--- START Raw records ---

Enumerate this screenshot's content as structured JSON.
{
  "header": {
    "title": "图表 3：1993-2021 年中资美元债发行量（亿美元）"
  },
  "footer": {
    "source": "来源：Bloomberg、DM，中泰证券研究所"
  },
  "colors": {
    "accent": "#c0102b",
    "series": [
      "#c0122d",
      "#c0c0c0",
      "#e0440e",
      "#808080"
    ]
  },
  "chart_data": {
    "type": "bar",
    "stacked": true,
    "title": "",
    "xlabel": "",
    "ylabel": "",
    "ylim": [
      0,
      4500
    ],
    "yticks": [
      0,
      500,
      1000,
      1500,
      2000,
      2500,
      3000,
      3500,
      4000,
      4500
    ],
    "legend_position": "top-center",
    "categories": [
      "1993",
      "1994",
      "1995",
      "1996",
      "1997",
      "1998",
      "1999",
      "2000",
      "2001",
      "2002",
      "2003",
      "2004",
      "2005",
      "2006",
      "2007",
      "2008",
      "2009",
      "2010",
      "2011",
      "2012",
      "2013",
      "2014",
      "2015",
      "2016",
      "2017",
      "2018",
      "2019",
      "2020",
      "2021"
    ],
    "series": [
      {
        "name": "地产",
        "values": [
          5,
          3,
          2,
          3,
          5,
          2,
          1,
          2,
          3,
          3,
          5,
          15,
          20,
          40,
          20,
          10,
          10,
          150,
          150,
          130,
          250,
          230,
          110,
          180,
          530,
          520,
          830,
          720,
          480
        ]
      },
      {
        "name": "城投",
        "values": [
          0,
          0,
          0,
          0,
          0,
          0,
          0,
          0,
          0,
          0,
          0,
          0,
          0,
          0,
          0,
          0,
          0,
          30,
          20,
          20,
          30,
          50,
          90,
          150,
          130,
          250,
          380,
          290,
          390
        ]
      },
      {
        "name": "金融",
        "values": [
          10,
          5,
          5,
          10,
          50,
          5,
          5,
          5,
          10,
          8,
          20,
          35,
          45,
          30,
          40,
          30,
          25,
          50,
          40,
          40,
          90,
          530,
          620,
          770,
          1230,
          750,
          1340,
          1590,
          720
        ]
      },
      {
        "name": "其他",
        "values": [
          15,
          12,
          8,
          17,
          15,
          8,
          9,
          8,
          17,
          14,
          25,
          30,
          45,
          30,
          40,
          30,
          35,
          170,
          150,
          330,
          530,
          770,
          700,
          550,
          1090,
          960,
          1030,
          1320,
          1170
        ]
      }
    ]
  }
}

--- END Raw records ---

● Instructions to follow:
Copy each line that contains the word "title".

● Reply:
    "title": "图表 3：1993-2021 年中资美元债发行量（亿美元）"
    "title": "",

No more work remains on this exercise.